Transcribe the data from the line with "- print-preset-label: Print" to the line with "- preview-color-bar-top: [377, 110, 381, 134]", without changing anything.

* start *

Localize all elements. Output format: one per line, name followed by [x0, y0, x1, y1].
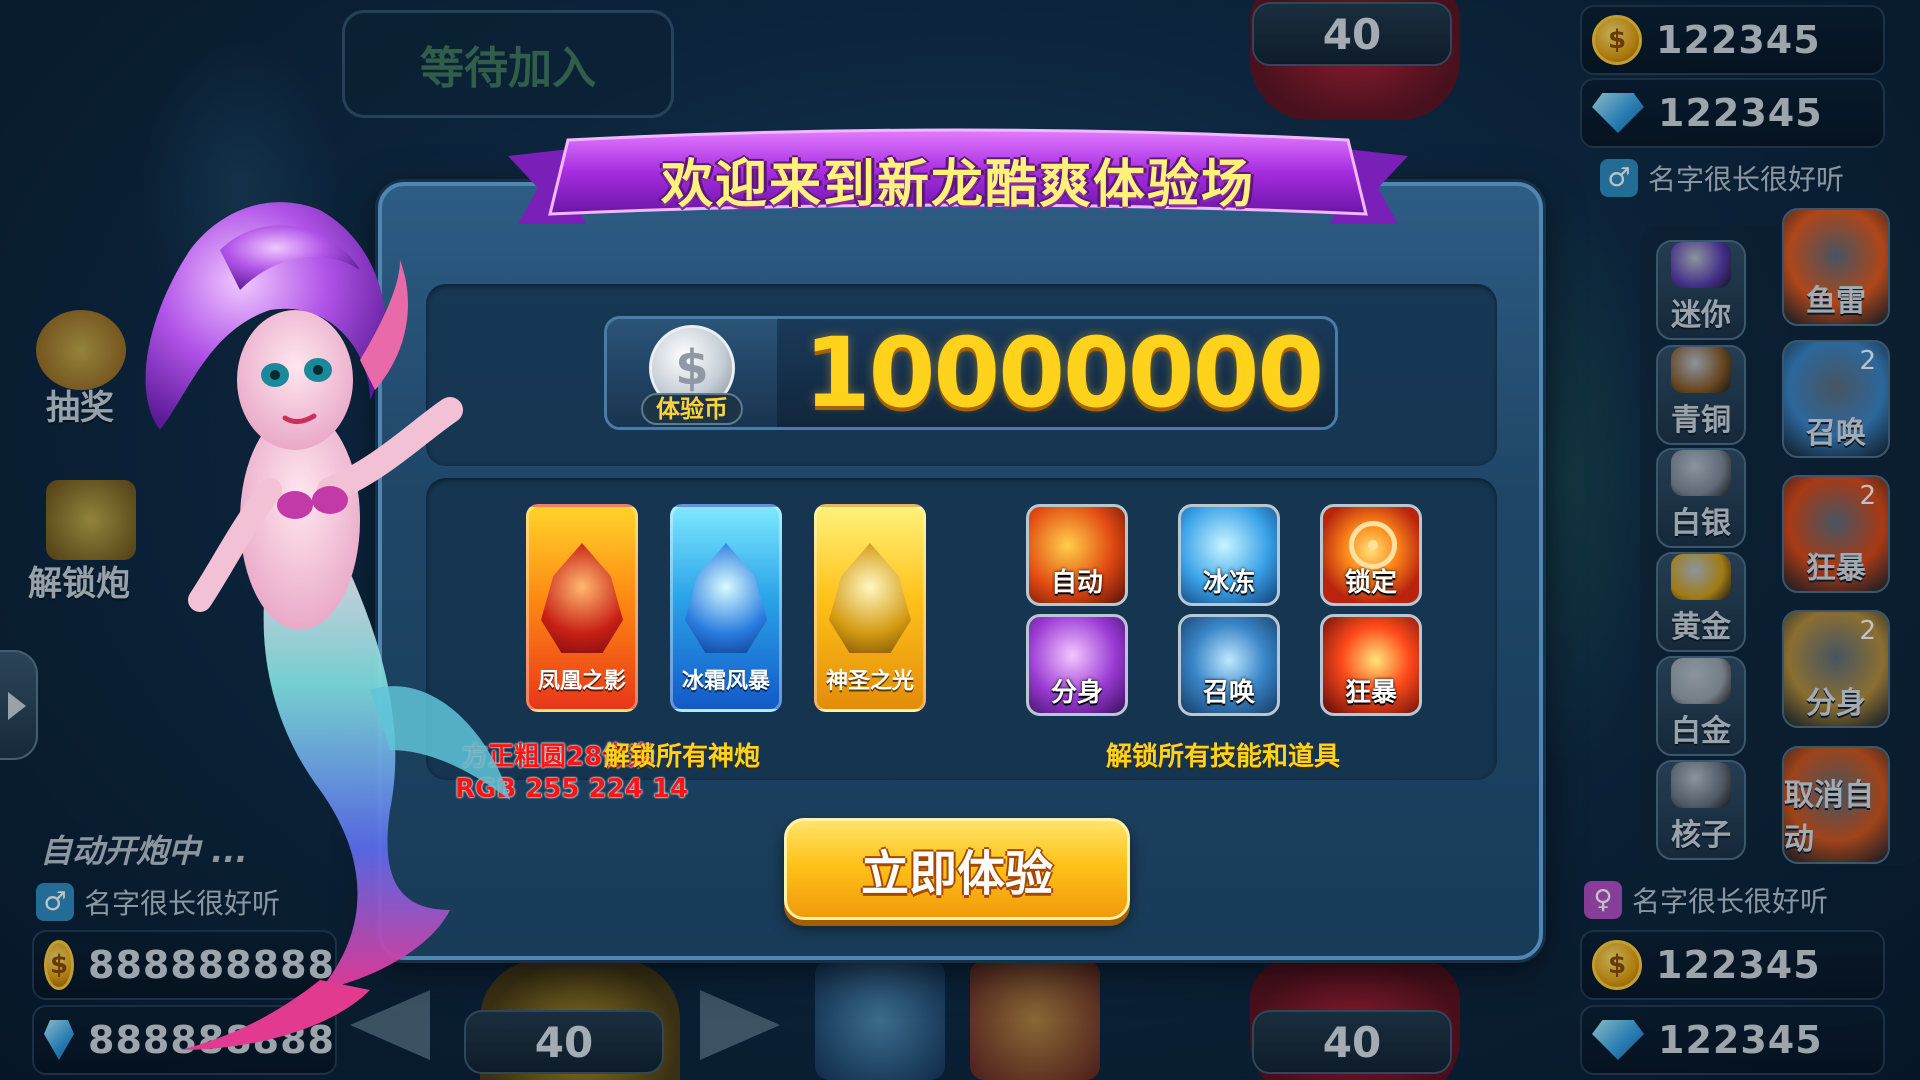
- skill-tile-freeze: 冰冻: [1178, 504, 1280, 606]
- trial-coin-balance: $ 体验币 10000000: [604, 316, 1338, 430]
- skill-tile-clone: 分身: [1026, 614, 1128, 716]
- dialog-title: 欢迎来到新龙酷爽体验场: [660, 155, 1255, 215]
- cannons-caption: 解锁所有神炮: [604, 736, 824, 773]
- mermaid-illustration: [145, 202, 510, 1050]
- skill-name: 狂暴: [1344, 678, 1397, 708]
- try-now-button[interactable]: 立即体验: [784, 818, 1130, 920]
- trial-coin-label: 体验币: [641, 393, 743, 425]
- cannon-card-phoenix: 凤凰之影: [526, 504, 638, 712]
- cannon-card-frost: 冰霜风暴: [670, 504, 782, 712]
- skill-name: 召唤: [1202, 678, 1255, 708]
- cannon-card-holy: 神圣之光: [814, 504, 926, 712]
- cannon-icon: [685, 543, 767, 653]
- skill-name: 冰冻: [1202, 568, 1255, 598]
- title-banner: 欢迎来到新龙酷爽体验场: [508, 126, 1408, 244]
- skill-name: 分身: [1050, 678, 1103, 708]
- skill-tile-auto: 自动: [1026, 504, 1128, 606]
- cannon-name: 冰霜风暴: [681, 669, 770, 694]
- skill-tile-rage: 狂暴: [1320, 614, 1422, 716]
- cannon-icon: [829, 543, 911, 653]
- skill-tile-lock: 锁定: [1320, 504, 1422, 606]
- cannon-icon: [541, 543, 623, 653]
- cannon-name: 凤凰之影: [537, 669, 626, 694]
- trial-coin-amount: 10000000: [803, 317, 1324, 429]
- skill-tile-summon: 召唤: [1178, 614, 1280, 716]
- skill-name: 锁定: [1344, 568, 1397, 598]
- cannon-name: 神圣之光: [825, 669, 914, 694]
- trial-coin-icon-box: $ 体验币: [607, 319, 777, 427]
- skill-name: 自动: [1050, 568, 1103, 598]
- skills-caption: 解锁所有技能和道具: [1106, 742, 1341, 772]
- cannons-caption-text: 解锁所有神炮: [604, 742, 761, 772]
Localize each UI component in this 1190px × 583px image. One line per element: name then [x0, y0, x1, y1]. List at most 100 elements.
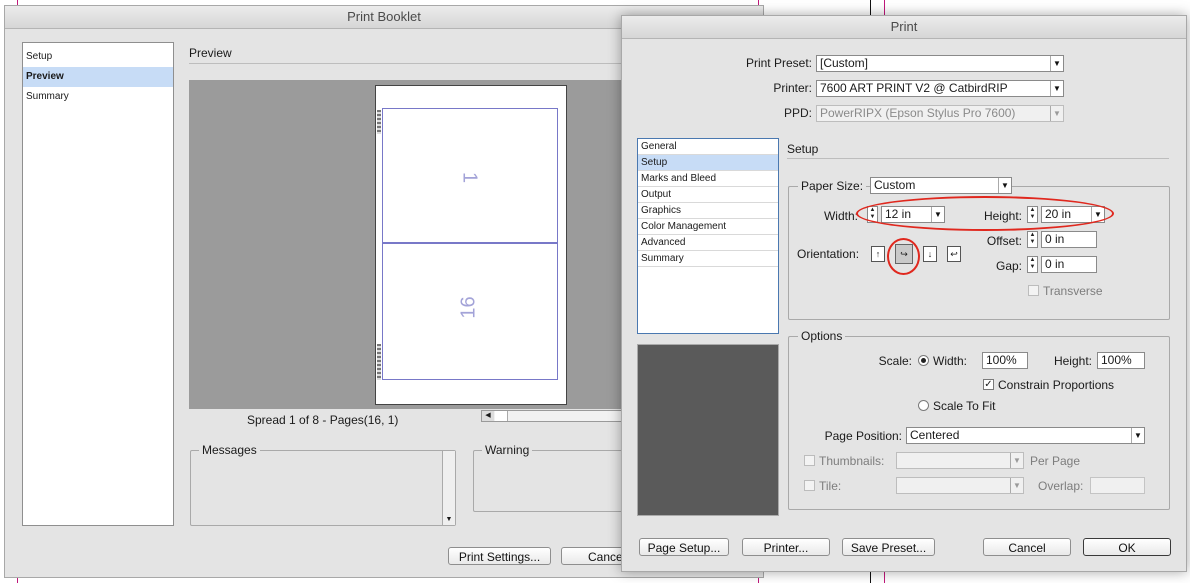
- print-preset-label: Print Preset:: [745, 56, 812, 70]
- print-cancel-button[interactable]: Cancel: [983, 538, 1071, 556]
- scale-width-radio[interactable]: [918, 355, 929, 366]
- ok-button[interactable]: OK: [1083, 538, 1171, 556]
- print-nav-marks-and-bleed[interactable]: Marks and Bleed: [638, 171, 778, 187]
- tile-label: Tile:: [819, 479, 842, 493]
- thumbnails-select: ▼: [896, 452, 1024, 469]
- offset-label: Offset:: [986, 234, 1022, 248]
- tile-select: ▼: [896, 477, 1024, 494]
- thumbnails-checkbox: [804, 455, 815, 466]
- print-nav-output[interactable]: Output: [638, 187, 778, 203]
- booklet-nav-preview[interactable]: Preview: [23, 67, 173, 87]
- ppd-label: PPD:: [783, 106, 812, 120]
- offset-field[interactable]: 0 in: [1041, 231, 1097, 248]
- tile-checkbox: [804, 480, 815, 491]
- printer-button[interactable]: Printer...: [742, 538, 830, 556]
- chevron-down-icon: ▼: [1010, 453, 1023, 468]
- width-stepper[interactable]: ▲ ▼: [867, 206, 878, 223]
- preview-color-bar-bottom: [377, 344, 381, 380]
- preview-color-bar-top: [377, 110, 381, 134]
- print-nav-summary[interactable]: Summary: [638, 251, 778, 267]
- gap-stepper[interactable]: ▲ ▼: [1027, 256, 1038, 273]
- warning-title: Warning: [482, 443, 533, 457]
- scale-width-label: Width:: [933, 354, 968, 368]
- orientation-reverse-portrait-icon[interactable]: ↓: [923, 246, 937, 262]
- print-settings-button[interactable]: Print Settings...: [448, 547, 551, 565]
- scale-width-field[interactable]: 100%: [982, 352, 1028, 369]
- chevron-down-icon: ▼: [998, 178, 1011, 193]
- chevron-down-icon: ▼: [1050, 106, 1063, 121]
- save-preset-button[interactable]: Save Preset...: [842, 538, 935, 556]
- ppd-select: PowerRIPX (Epson Stylus Pro 7600) ▼: [816, 105, 1064, 122]
- print-preset-value: [Custom]: [820, 56, 869, 70]
- paper-size-label: Paper Size:: [798, 179, 867, 193]
- paper-size-select[interactable]: Custom ▼: [870, 177, 1012, 194]
- print-nav-advanced[interactable]: Advanced: [638, 235, 778, 251]
- height-label: Height:: [983, 209, 1022, 223]
- print-preset-select[interactable]: [Custom] ▼: [816, 55, 1064, 72]
- offset-stepper[interactable]: ▲ ▼: [1027, 231, 1038, 248]
- print-preview-thumbnail: [637, 344, 779, 516]
- transverse-label: Transverse: [1043, 284, 1103, 298]
- setup-heading-divider: [787, 158, 1169, 159]
- overlap-label: Overlap:: [1038, 479, 1084, 493]
- page-position-value: Centered: [910, 428, 960, 442]
- preview-scrollbar[interactable]: ◀: [481, 410, 629, 422]
- preview-page-number-1: 1: [458, 171, 481, 184]
- paper-size-value: Custom: [874, 178, 916, 192]
- warning-group: Warning: [473, 443, 633, 512]
- options-title: Options: [798, 329, 846, 343]
- messages-title: Messages: [199, 443, 260, 457]
- booklet-nav-setup[interactable]: Setup: [23, 47, 173, 67]
- print-nav-graphics[interactable]: Graphics: [638, 203, 778, 219]
- chevron-down-icon: ▼: [1131, 428, 1144, 443]
- chevron-down-icon: ▼: [1091, 207, 1104, 222]
- per-page-label: Per Page: [1030, 454, 1081, 468]
- printer-label: Printer:: [773, 81, 812, 95]
- messages-group: Messages ▼: [190, 443, 456, 526]
- scale-label: Scale:: [878, 354, 912, 368]
- print-dialog-titlebar: Print: [622, 16, 1186, 39]
- print-nav-color-management[interactable]: Color Management: [638, 219, 778, 235]
- scroll-left-icon[interactable]: ◀: [482, 411, 494, 421]
- height-stepper[interactable]: ▲ ▼: [1027, 206, 1038, 223]
- messages-scrollbar[interactable]: ▼: [442, 451, 455, 525]
- preview-page-number-16: 16: [457, 296, 480, 319]
- width-select[interactable]: 12 in ▼: [881, 206, 945, 223]
- height-select[interactable]: 20 in ▼: [1041, 206, 1105, 223]
- ppd-value: PowerRIPX (Epson Stylus Pro 7600): [820, 106, 1016, 120]
- scale-height-field[interactable]: 100%: [1097, 352, 1145, 369]
- scale-height-label: Height:: [1053, 354, 1092, 368]
- width-value: 12 in: [885, 207, 912, 221]
- transverse-checkbox: [1028, 285, 1039, 296]
- booklet-spread-info: Spread 1 of 8 - Pages(16, 1): [247, 413, 399, 427]
- print-nav-general[interactable]: General: [638, 139, 778, 155]
- orientation-portrait-icon[interactable]: ↑: [871, 246, 885, 262]
- page-setup-button[interactable]: Page Setup...: [639, 538, 729, 556]
- chevron-down-icon: ▼: [931, 207, 944, 222]
- constrain-proportions-checkbox[interactable]: ✓: [983, 379, 994, 390]
- print-dialog: Print Print Preset: [Custom] ▼ Printer: …: [621, 15, 1187, 572]
- constrain-proportions-label: Constrain Proportions: [998, 378, 1115, 392]
- chevron-down-icon: ▼: [1050, 56, 1063, 71]
- chevron-down-icon: ▼: [1050, 81, 1063, 96]
- height-value: 20 in: [1045, 207, 1072, 221]
- printer-select[interactable]: 7600 ART PRINT V2 @ CatbirdRIP ▼: [816, 80, 1064, 97]
- gap-label: Gap:: [995, 259, 1022, 273]
- page-position-select[interactable]: Centered ▼: [906, 427, 1145, 444]
- booklet-nav-summary[interactable]: Summary: [23, 87, 173, 107]
- booklet-preview-area: 1 16: [189, 80, 629, 409]
- print-nav-list: General Setup Marks and Bleed Output Gra…: [637, 138, 779, 334]
- orientation-landscape-icon[interactable]: ↪: [895, 244, 913, 264]
- print-nav-setup[interactable]: Setup: [638, 155, 778, 171]
- messages-scroll-down-icon[interactable]: ▼: [443, 515, 455, 525]
- scale-to-fit-label: Scale To Fit: [933, 399, 996, 413]
- scroll-thumb[interactable]: [495, 411, 508, 421]
- gap-field[interactable]: 0 in: [1041, 256, 1097, 273]
- orientation-label: Orientation:: [797, 247, 860, 261]
- setup-section-heading: Setup: [787, 142, 819, 156]
- scale-to-fit-radio[interactable]: [918, 400, 929, 411]
- booklet-sidebar: Setup Preview Summary: [22, 42, 174, 526]
- overlap-field: [1090, 477, 1145, 494]
- orientation-reverse-landscape-icon[interactable]: ↩: [947, 246, 961, 262]
- printer-value: 7600 ART PRINT V2 @ CatbirdRIP: [820, 81, 1008, 95]
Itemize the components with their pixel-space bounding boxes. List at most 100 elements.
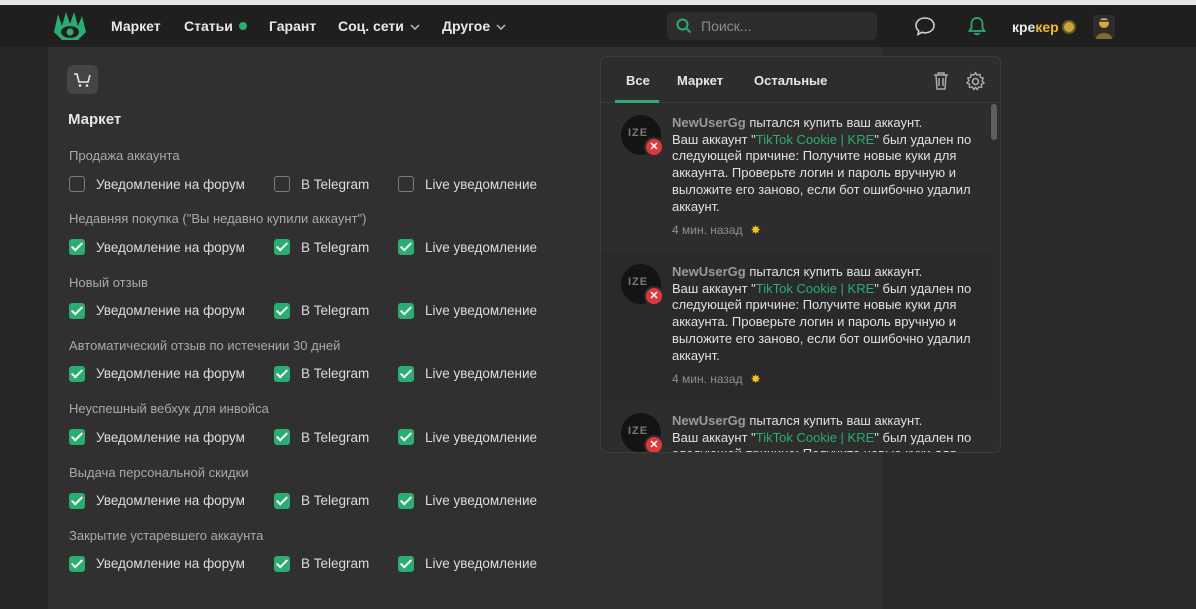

* end *

= RESPONSE TO THE TASK =
- print-preset-label: Print Preset:: [745, 56, 812, 70]
- print-cancel-button[interactable]: Cancel: [983, 538, 1071, 556]
- scale-width-radio[interactable]: [918, 355, 929, 366]
- ok-button[interactable]: OK: [1083, 538, 1171, 556]
- print-nav-marks-and-bleed[interactable]: Marks and Bleed: [638, 171, 778, 187]
- tile-label: Tile:: [819, 479, 842, 493]
- thumbnails-select: ▼: [896, 452, 1024, 469]
- offset-label: Offset:: [986, 234, 1022, 248]
- tile-select: ▼: [896, 477, 1024, 494]
- thumbnails-checkbox: [804, 455, 815, 466]
- print-nav-output[interactable]: Output: [638, 187, 778, 203]
- booklet-nav-preview[interactable]: Preview: [23, 67, 173, 87]
- ppd-label: PPD:: [783, 106, 812, 120]
- offset-field[interactable]: 0 in: [1041, 231, 1097, 248]
- tile-checkbox: [804, 480, 815, 491]
- printer-button[interactable]: Printer...: [742, 538, 830, 556]
- chevron-down-icon: ▼: [1010, 453, 1023, 468]
- width-stepper[interactable]: ▲ ▼: [867, 206, 878, 223]
- preview-color-bar-bottom: [377, 344, 381, 380]
- preview-color-bar-top: [377, 110, 381, 134]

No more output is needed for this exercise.